*Ausgewählter Auszug*.

Teilung - riskant für den ganzen Balkan

Die Verhandlungen über den endgültigen Status des Kosovo dauern seit Monaten an. Dabei taucht nun ein bisher tabuisierter Plan auf: eine mögliche Teilung des Kosovo. Die serbische Gegend im Norden käme zu Serbien, der Rest des Landes würde unabhängig. Der Vertreter der Europäischen Union in der diplomatischen «Troika», der Deutsche Wolfgang Ischinger, hat zur Eröffnung der Verhandlungen am 12. August erklärt, alle Lösungen seien möglich, wenn sie nur von serbischer wie von albanischer Seite akzeptiert werden. Der russische Aussenminister Sergei Lavrov hat kürzlich angedeutet, dass sein Land einer Teilung zustimmen könnte.

*Gespeicherte Dateneinträge*.
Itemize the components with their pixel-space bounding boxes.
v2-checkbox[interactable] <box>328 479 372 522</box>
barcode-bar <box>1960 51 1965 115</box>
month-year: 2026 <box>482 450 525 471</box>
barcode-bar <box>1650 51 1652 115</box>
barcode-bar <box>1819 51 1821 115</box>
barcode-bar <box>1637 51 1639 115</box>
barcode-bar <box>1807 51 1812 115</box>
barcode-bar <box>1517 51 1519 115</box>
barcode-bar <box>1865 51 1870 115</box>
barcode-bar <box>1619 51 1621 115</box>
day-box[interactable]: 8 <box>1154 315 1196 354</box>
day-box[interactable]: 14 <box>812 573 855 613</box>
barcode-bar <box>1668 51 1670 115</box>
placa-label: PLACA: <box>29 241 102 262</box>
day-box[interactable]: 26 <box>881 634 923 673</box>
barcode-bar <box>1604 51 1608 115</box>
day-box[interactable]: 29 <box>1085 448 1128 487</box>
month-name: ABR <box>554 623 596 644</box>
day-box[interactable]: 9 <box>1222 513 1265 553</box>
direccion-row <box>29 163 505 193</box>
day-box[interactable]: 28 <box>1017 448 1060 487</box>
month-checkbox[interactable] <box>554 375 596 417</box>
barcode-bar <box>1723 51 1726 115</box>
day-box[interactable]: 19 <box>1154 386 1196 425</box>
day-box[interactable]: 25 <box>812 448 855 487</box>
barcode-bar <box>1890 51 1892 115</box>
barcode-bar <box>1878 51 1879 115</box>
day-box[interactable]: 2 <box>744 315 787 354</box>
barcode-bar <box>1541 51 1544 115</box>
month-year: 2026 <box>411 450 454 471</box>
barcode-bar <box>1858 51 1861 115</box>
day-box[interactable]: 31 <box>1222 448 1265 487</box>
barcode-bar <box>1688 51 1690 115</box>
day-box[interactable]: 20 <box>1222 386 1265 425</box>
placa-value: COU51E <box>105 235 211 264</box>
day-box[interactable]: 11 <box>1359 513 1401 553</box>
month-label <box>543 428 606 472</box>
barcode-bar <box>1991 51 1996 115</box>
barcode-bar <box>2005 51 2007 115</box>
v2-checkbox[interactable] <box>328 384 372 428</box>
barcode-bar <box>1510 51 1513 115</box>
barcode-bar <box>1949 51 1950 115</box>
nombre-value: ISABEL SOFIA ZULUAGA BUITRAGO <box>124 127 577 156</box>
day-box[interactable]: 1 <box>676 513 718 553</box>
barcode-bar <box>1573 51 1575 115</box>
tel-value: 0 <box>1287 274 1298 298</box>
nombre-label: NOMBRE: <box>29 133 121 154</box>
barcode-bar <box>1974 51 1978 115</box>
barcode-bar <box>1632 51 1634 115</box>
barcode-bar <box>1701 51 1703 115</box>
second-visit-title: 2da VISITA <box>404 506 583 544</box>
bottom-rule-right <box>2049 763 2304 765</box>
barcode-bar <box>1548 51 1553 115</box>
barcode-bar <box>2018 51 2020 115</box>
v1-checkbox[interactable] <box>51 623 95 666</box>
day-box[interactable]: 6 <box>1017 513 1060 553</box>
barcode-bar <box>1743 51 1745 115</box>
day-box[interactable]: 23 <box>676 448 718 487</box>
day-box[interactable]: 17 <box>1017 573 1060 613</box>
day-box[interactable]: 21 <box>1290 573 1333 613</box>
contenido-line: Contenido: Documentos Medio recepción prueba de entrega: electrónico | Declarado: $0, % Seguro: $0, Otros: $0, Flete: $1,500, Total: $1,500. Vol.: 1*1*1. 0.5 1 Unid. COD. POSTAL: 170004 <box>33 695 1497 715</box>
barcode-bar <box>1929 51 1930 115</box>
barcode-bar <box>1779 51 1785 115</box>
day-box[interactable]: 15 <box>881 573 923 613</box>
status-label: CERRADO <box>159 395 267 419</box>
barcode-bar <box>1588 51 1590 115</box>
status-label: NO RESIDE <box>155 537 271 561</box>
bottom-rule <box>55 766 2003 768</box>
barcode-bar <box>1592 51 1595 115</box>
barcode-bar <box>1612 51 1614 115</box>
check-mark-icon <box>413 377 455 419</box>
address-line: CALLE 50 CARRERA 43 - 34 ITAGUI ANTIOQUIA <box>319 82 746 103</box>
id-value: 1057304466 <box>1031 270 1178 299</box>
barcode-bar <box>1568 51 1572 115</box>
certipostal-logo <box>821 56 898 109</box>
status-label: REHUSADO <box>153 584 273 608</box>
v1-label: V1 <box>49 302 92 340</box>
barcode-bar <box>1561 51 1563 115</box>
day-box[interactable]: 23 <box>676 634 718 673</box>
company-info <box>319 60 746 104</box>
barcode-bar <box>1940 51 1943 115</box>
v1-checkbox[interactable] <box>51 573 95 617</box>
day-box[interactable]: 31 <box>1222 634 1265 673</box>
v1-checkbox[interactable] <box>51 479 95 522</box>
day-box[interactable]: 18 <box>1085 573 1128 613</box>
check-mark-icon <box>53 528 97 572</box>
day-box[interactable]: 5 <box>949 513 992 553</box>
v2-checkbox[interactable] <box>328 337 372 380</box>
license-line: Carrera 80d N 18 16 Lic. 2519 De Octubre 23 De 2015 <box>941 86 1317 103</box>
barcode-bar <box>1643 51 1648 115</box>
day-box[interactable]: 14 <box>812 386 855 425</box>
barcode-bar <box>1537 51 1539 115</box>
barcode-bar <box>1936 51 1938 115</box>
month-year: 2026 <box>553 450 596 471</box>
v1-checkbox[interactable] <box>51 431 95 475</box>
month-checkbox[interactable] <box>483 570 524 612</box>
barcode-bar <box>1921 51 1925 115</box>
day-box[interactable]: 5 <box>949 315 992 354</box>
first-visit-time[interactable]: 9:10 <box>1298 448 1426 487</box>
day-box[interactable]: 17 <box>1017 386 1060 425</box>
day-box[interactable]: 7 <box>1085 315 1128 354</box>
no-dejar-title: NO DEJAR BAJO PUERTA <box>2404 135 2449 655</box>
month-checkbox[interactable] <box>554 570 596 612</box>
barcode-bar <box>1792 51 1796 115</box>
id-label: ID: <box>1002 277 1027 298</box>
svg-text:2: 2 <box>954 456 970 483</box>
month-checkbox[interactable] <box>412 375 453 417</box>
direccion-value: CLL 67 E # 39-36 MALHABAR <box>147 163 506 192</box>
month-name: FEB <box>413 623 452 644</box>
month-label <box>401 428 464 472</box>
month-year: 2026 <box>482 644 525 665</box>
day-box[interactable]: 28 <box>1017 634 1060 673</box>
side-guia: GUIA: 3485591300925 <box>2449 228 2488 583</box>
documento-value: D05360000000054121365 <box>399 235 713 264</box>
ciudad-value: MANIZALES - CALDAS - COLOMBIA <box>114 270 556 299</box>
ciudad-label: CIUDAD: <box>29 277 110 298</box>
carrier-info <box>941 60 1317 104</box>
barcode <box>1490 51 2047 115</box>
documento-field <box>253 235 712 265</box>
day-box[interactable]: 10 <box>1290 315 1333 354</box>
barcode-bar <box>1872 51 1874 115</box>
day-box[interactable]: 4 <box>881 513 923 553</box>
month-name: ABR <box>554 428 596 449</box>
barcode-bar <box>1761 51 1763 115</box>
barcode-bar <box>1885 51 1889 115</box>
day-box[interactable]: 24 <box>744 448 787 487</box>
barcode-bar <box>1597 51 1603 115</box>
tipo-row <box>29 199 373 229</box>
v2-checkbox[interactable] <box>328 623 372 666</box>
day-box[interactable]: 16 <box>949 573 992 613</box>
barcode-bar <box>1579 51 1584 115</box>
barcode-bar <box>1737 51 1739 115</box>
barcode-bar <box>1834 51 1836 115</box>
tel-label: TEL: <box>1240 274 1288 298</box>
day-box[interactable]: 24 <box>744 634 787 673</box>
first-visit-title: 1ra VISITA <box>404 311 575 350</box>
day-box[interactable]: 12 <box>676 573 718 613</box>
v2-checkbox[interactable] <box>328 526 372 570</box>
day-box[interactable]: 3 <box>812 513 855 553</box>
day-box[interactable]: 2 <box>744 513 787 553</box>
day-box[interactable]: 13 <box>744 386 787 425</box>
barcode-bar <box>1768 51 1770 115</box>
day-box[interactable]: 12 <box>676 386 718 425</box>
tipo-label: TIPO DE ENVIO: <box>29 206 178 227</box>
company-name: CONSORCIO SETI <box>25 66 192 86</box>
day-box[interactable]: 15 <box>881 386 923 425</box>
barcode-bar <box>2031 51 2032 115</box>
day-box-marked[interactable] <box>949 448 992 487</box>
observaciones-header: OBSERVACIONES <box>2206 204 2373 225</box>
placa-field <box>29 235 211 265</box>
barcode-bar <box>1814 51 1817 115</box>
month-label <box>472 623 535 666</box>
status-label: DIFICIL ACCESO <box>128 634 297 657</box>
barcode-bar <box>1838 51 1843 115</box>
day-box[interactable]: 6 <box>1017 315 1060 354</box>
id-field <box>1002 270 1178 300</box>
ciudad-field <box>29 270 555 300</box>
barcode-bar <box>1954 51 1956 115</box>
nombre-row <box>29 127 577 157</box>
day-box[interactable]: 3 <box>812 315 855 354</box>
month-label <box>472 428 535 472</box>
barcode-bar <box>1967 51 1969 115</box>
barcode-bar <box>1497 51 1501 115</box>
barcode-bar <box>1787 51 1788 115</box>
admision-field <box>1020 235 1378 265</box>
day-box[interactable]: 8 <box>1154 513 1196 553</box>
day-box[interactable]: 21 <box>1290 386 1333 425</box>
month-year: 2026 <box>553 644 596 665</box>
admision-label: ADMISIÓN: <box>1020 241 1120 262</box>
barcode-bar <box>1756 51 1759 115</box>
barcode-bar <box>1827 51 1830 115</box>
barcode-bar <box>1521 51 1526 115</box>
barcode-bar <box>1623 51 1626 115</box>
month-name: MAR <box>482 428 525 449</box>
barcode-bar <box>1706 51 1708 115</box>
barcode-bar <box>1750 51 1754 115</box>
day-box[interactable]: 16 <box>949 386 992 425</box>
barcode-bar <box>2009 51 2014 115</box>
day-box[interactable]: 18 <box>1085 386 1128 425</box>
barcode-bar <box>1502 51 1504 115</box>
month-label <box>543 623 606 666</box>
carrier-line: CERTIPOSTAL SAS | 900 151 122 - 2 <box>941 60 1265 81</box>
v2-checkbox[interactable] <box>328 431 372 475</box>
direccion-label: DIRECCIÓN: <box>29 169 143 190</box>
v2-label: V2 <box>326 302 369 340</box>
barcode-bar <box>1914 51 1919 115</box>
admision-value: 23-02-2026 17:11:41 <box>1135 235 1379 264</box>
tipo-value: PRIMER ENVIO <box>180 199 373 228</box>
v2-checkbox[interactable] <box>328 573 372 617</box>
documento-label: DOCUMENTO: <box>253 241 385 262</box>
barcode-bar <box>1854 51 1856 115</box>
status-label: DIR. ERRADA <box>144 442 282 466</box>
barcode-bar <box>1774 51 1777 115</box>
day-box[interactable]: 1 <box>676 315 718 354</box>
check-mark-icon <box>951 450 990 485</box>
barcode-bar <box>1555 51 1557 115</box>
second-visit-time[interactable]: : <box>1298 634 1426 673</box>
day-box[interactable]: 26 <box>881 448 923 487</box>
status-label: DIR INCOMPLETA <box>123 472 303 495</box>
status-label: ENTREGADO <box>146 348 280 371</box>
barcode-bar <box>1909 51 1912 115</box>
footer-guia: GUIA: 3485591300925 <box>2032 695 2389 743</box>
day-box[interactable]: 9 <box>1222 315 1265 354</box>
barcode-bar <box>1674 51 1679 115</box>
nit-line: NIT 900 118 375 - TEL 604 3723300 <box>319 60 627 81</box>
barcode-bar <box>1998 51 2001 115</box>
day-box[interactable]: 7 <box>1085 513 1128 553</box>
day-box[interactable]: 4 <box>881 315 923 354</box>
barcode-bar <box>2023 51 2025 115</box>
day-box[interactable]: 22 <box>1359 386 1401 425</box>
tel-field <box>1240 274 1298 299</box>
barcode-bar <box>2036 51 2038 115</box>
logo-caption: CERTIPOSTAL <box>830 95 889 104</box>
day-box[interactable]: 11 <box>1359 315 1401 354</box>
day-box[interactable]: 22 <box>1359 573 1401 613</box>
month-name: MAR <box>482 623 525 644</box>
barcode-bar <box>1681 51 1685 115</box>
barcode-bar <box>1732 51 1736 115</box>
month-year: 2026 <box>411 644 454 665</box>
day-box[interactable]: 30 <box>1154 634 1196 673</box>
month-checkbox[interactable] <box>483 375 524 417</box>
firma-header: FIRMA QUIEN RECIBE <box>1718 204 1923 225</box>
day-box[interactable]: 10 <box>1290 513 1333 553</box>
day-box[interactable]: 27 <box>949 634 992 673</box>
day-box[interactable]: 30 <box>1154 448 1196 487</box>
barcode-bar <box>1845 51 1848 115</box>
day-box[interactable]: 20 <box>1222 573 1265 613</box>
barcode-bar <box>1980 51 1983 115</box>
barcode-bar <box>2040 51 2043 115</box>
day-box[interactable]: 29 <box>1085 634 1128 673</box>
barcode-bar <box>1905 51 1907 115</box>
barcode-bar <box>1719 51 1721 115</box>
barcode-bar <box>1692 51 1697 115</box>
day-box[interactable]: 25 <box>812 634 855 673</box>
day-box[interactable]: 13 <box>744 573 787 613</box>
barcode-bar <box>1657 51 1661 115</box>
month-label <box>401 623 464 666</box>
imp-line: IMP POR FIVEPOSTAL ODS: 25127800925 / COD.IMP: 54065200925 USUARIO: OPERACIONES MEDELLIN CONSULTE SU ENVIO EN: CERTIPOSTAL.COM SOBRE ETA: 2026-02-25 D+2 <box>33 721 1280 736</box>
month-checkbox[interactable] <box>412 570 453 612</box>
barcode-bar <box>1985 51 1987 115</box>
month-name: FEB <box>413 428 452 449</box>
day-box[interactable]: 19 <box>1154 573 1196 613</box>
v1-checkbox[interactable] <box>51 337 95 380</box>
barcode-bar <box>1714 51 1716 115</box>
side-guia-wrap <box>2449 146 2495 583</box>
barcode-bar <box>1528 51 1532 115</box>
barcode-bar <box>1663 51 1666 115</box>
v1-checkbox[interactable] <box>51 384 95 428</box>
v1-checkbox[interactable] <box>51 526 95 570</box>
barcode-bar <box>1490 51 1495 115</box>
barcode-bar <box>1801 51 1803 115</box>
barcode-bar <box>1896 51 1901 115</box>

*Material erschließen*.
#1 Zu welchem Anlass erklärte Wolfgang Ischinger laut dem Auszug über die mögliche Teilung des Kosovo, alle Lösungen seien möglich?
#2 Schreiben Sie den Auszug über die mögliche Teilung des Kosovo im Anschluss an seinen letzten Satz weiter.

*Antworten nach Nummer*.
#1 Zur Eröffnung der Verhandlungen am 12. August.

#2
Damit würden die drei Prinzipien aufgegeben, die die Vermittlungsmission des von den Vereinten Nationen beauftragten Martti Ahtisaari aufgestellt hat: keine Rückkehr zur Situation vor 1999, keine Änderung der Grenzen, keine Angliederung von Teilen des Kosovo oder der ganzen Provinz an einen Nachbarstaat.

Wenn keine andere Lösung zu finden ist, in die AlbanerInnen und SerbInnen einwilligen, scheint eine Aufteilung tatsächlich das kleinste Übel zu sein. Doch die rund 60 000 SerbInnen in den Enklaven ausserhalb jener nördlichen Zone kämen dadurch in eine noch schwierigere Lage. Dasselbe gilt für die nichtserbischen und nichtalbanischen Minderheiten der Provinz - ganz abgesehen von den regionalen Auswirkungen einer Teilung.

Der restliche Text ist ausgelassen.